___ TASK DATA
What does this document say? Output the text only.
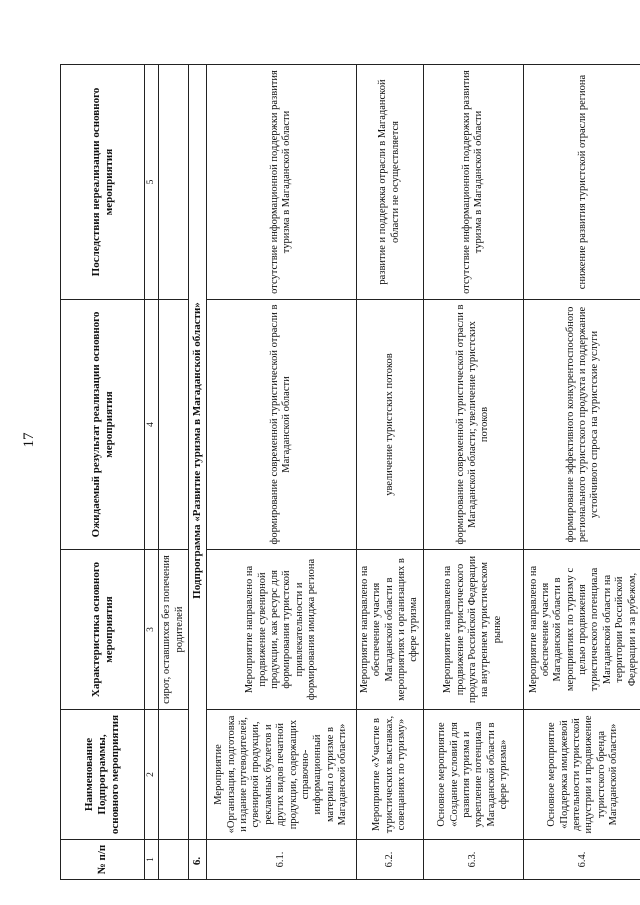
17
№ п/п	Наименование Подпрограммы, основного мероприятия	Характеристика основного мероприятия	Ожидаемый результат реализации основного мероприятия	Последствия нереализации основного мероприятия
1	2	3	4	5
		сирот, оставшихся без попечения родителей		
6.	Подпрограмма «Развитие туризма в Магаданской области»			
6.1.	Мероприятие «Организация, подготовка и издание путеводителей, сувенирной продукции, рекламных буклетов и других видов печатной продукции, содержащих справочно-информационный материал о туризме в Магаданской области»	Мероприятие направлено на продвижение сувенирной продукции, как ресурс для формирования туристской привлекательности и формирования имиджа региона	формирование современной туристической отрасли в Магаданской области	отсутствие информационной поддержки развития туризма в Магаданской области
6.2.	Мероприятие «Участие в туристических выставках, совещаниях по туризму»	Мероприятие направлено на обеспечение участия Магаданской области в мероприятиях и организациях в сфере туризма	увеличение туристских потоков	развитие и поддержка отрасли в Магаданской области не осуществляется
6.3.	Основное мероприятие «Создание условий для развития туризма и укрепление потенциала Магаданской области в сфере туризма»	Мероприятие направлено на продвижение туристического продукта Российской Федерации на внутреннем туристическом рынке	формирование современной туристической отрасли в Магаданской области; увеличение туристских потоков	отсутствие информационной поддержки развития туризма в Магаданской области
6.4.	Основное мероприятие «Поддержка имиджевой деятельности туристской индустрии и продвижение туристского бренда Магаданской области»	Мероприятие направлено на обеспечение участия Магаданской области в мероприятиях по туризму с целью продвижения туристического потенциала Магаданской области на территории Российской Федерации и за рубежом,	формирование эффективного конкурентоспособного регионального туристского продукта и поддержание устойчивого спроса на туристские услуги	снижение развития туристской отрасли региона
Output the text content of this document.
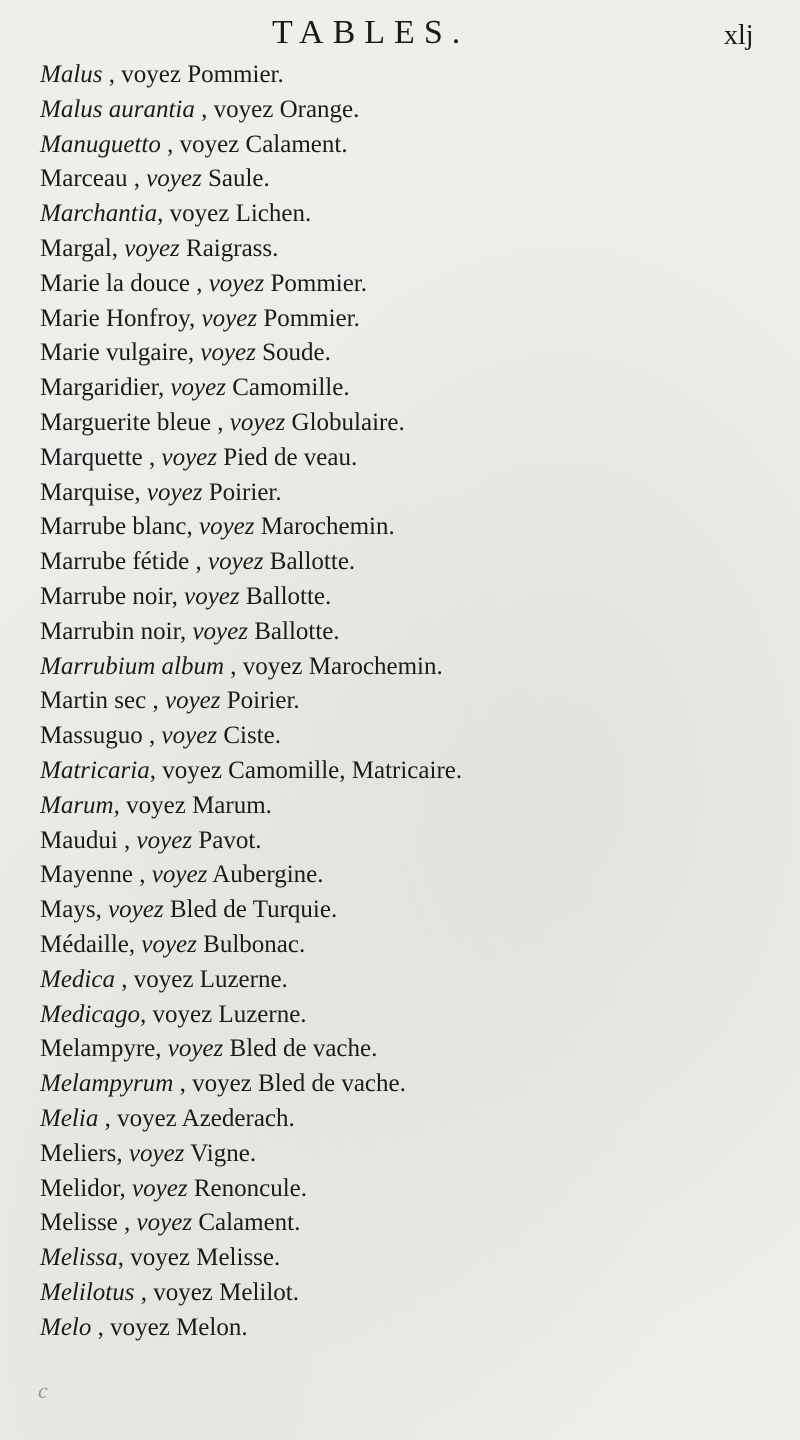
TABLES.	xlj
Malus , voyez Pommier.
Malus aurantia , voyez Orange.
Manuguetto , voyez Calament.
Marceau , voyez Saule.
Marchantia, voyez Lichen.
Margal, voyez Raigrass.
Marie la douce , voyez Pommier.
Marie Honfroy, voyez Pommier.
Marie vulgaire, voyez Soude.
Margaridier, voyez Camomille.
Marguerite bleue , voyez Globulaire.
Marquette , voyez Pied de veau.
Marquise, voyez Poirier.
Marrube blanc, voyez Marochemin.
Marrube fétide , voyez Ballotte.
Marrube noir, voyez Ballotte.
Marrubin noir, voyez Ballotte.
Marrubium album , voyez Marochemin.
Martin sec , voyez Poirier.
Massuguo , voyez Ciste.
Matricaria, voyez Camomille, Matricaire.
Marum, voyez Marum.
Maudui , voyez Pavot.
Mayenne , voyez Aubergine.
Mays, voyez Bled de Turquie.
Médaille, voyez Bulbonac.
Medica , voyez Luzerne.
Medicago, voyez Luzerne.
Melampyre, voyez Bled de vache.
Melampyrum , voyez Bled de vache.
Melia , voyez Azederach.
Meliers, voyez Vigne.
Melidor, voyez Renoncule.
Melisse , voyez Calament.
Melissa, voyez Melisse.
Melilotus , voyez Melilot.
Melo , voyez Melon.
c
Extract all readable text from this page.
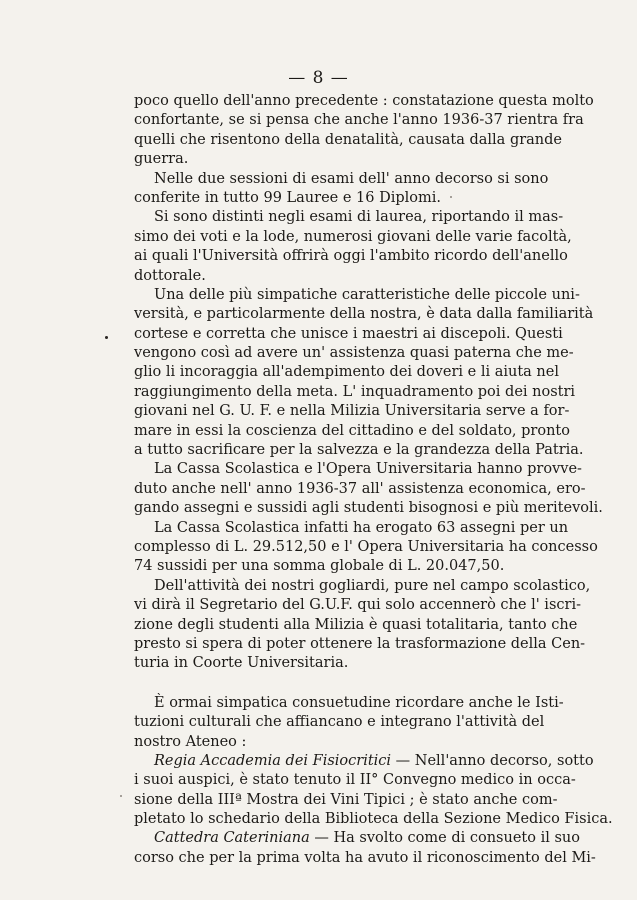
— 8 —
poco quello dell'anno precedente : constatazione questa molto
confortante, se si pensa che anche l'anno 1936-37 rientra fra
quelli che risentono della denatalità, causata dalla grande
guerra.
Nelle due sessioni di esami dell' anno decorso si sono
conferite in tutto 99 Lauree e 16 Diplomi.
Si sono distinti negli esami di laurea, riportando il mas-
simo dei voti e la lode, numerosi giovani delle varie facoltà,
ai quali l'Università offrirà oggi l'ambito ricordo dell'anello
dottorale.
Una delle più simpatiche caratteristiche delle piccole uni-
versità, e particolarmente della nostra, è data dalla familiarità
cortese e corretta che unisce i maestri ai discepoli. Questi
vengono così ad avere un' assistenza quasi paterna che me-
glio li incoraggia all'adempimento dei doveri e li aiuta nel
raggiungimento della meta. L' inquadramento poi dei nostri
giovani nel G. U. F. e nella Milizia Universitaria serve a for-
mare in essi la coscienza del cittadino e del soldato, pronto
a tutto sacrificare per la salvezza e la grandezza della Patria.
La Cassa Scolastica e l'Opera Universitaria hanno provve-
duto anche nell' anno 1936-37 all' assistenza economica, ero-
gando assegni e sussidi agli studenti bisognosi e più meritevoli.
La Cassa Scolastica infatti ha erogato 63 assegni per un
complesso di L. 29.512,50 e l' Opera Universitaria ha concesso
74 sussidi per una somma globale di L. 20.047,50.
Dell'attività dei nostri gogliardi, pure nel campo scolastico,
vi dirà il Segretario del G.U.F. qui solo accennerò che l' iscri-
zione degli studenti alla Milizia è quasi totalitaria, tanto che
presto si spera di poter ottenere la trasformazione della Cen-
turia in Coorte Universitaria.
È ormai simpatica consuetudine ricordare anche le Isti-
tuzioni culturali che affiancano e integrano l'attività del
nostro Ateneo :
Regia Accademia dei Fisiocritici — Nell'anno decorso, sotto
i suoi auspici, è stato tenuto il II° Convegno medico in occa-
sione della IIIª Mostra dei Vini Tipici ; è stato anche com-
pletato lo schedario della Biblioteca della Sezione Medico Fisica.
Cattedra Cateriniana — Ha svolto come di consueto il suo
corso che per la prima volta ha avuto il riconoscimento del Mi-
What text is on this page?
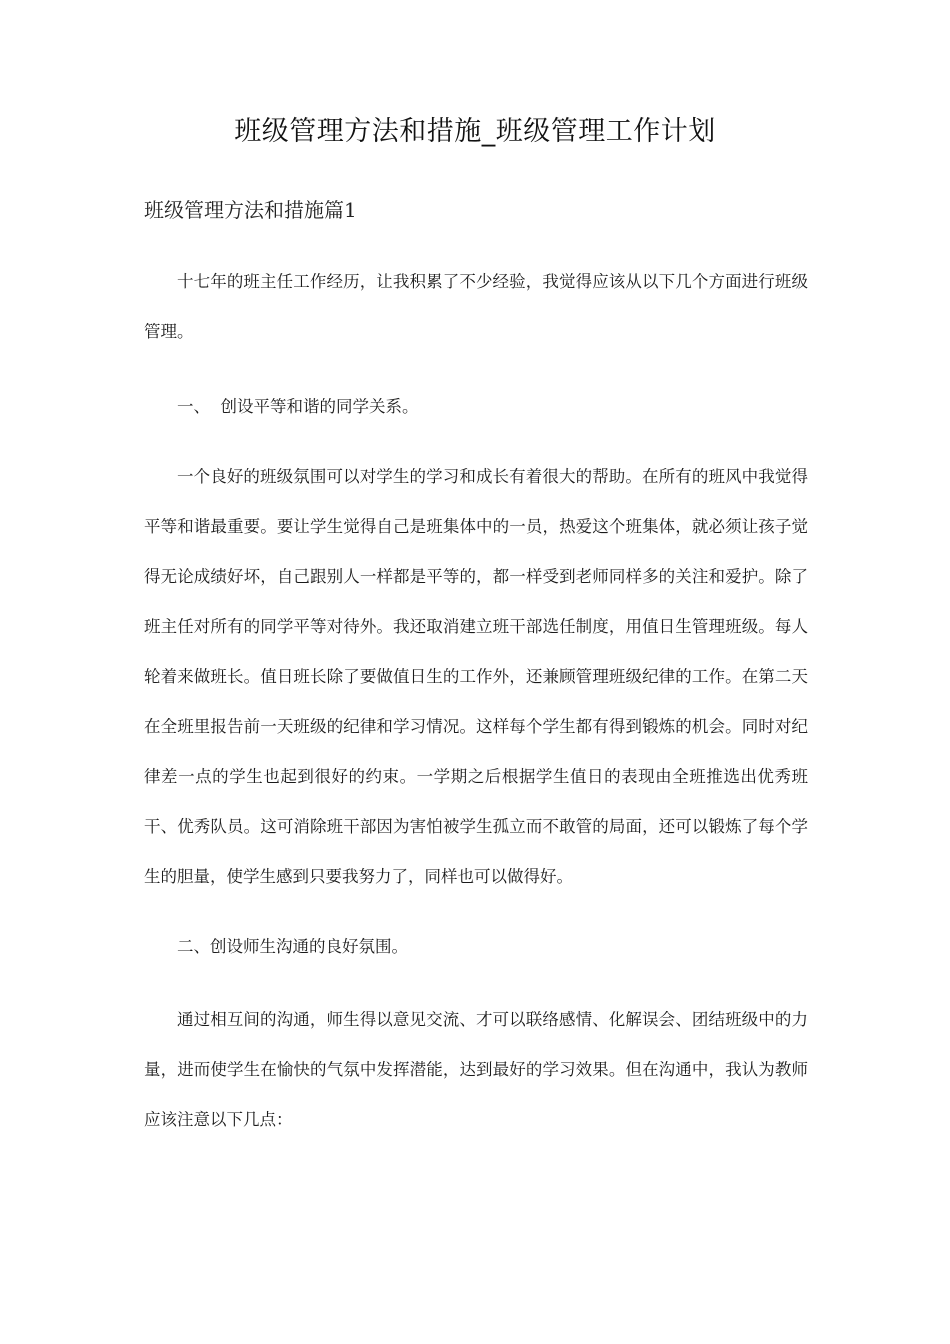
班级管理方法和措施_班级管理工作计划
班级管理方法和措施篇1

十七年的班主任工作经历，让我积累了不少经验，我觉得应该从以下几个方面进行班级管理。

一、  创设平等和谐的同学关系。

一个良好的班级氛围可以对学生的学习和成长有着很大的帮助。在所有的班风中我觉得平等和谐最重要。要让学生觉得自己是班集体中的一员，热爱这个班集体，就必须让孩子觉得无论成绩好坏，自己跟别人一样都是平等的，都一样受到老师同样多的关注和爱护。除了班主任对所有的同学平等对待外。我还取消建立班干部选任制度，用值日生管理班级。每人轮着来做班长。值日班长除了要做值日生的工作外，还兼顾管理班级纪律的工作。在第二天在全班里报告前一天班级的纪律和学习情况。这样每个学生都有得到锻炼的机会。同时对纪律差一点的学生也起到很好的约束。一学期之后根据学生值日的表现由全班推选出优秀班干、优秀队员。这可消除班干部因为害怕被学生孤立而不敢管的局面，还可以锻炼了每个学生的胆量，使学生感到只要我努力了，同样也可以做得好。

二、创设师生沟通的良好氛围。

通过相互间的沟通，师生得以意见交流、才可以联络感情、化解误会、团结班级中的力量，进而使学生在愉快的气氛中发挥潜能，达到最好的学习效果。但在沟通中，我认为教师应该注意以下几点：
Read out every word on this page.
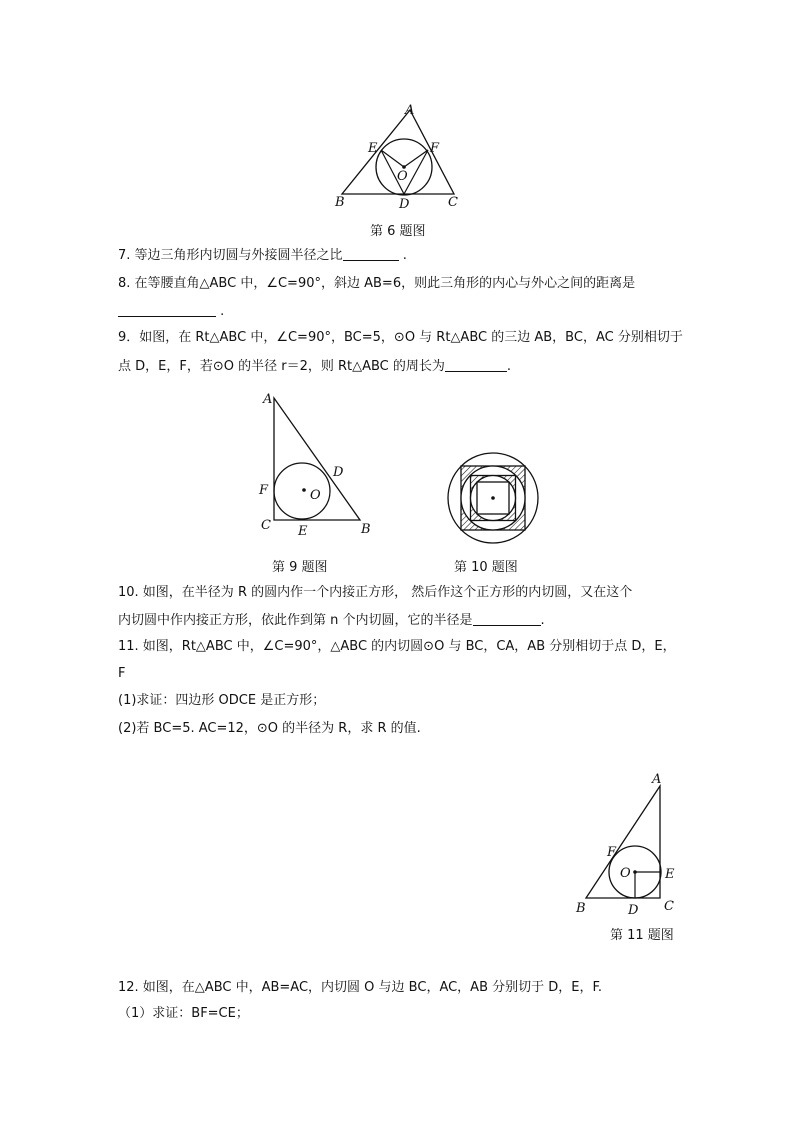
A
B	C
D
E	F
O
第 6 题图
7. 等边三角形内切圆与外接圆半径之比	.
8. 在等腰直角△ABC 中，∠C=90°，斜边 AB=6，则此三角形的内心与外心之间的距离是
.
9．如图，在 Rt△ABC 中，∠C=90°，BC=5，⊙O 与 Rt△ABC 的三边 AB，BC，AC 分别相切于
点 D，E，F，若⊙O 的半径 r＝2，则 Rt△ABC 的周长为	.
A
B
C
D
E
F	O
第 9 题图	第 10 题图
10. 如图，在半径为 R 的圆内作一个内接正方形， 然后作这个正方形的内切圆，又在这个
内切圆中作内接正方形，依此作到第 n 个内切圆，它的半径是	.
11. 如图，Rt△ABC 中，∠C=90°，△ABC 的内切圆⊙O 与 BC，CA，AB 分别相切于点 D，E，
F
(1)求证：四边形 ODCE 是正方形；
(2)若 BC=5. AC=12，⊙O 的半径为 R，求 R 的值.
A
B	C
D
E
F
O
第 11 题图
12. 如图，在△ABC 中，AB=AC，内切圆 O 与边 BC，AC，AB 分别切于 D，E，F.
（1）求证：BF=CE；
______
STATED TASK >> Show every line from the entries above in which "page" appears.

FULL OUTPUT >>
Extract all readable text from this page.
What text is on this page?
Read out every word on this page.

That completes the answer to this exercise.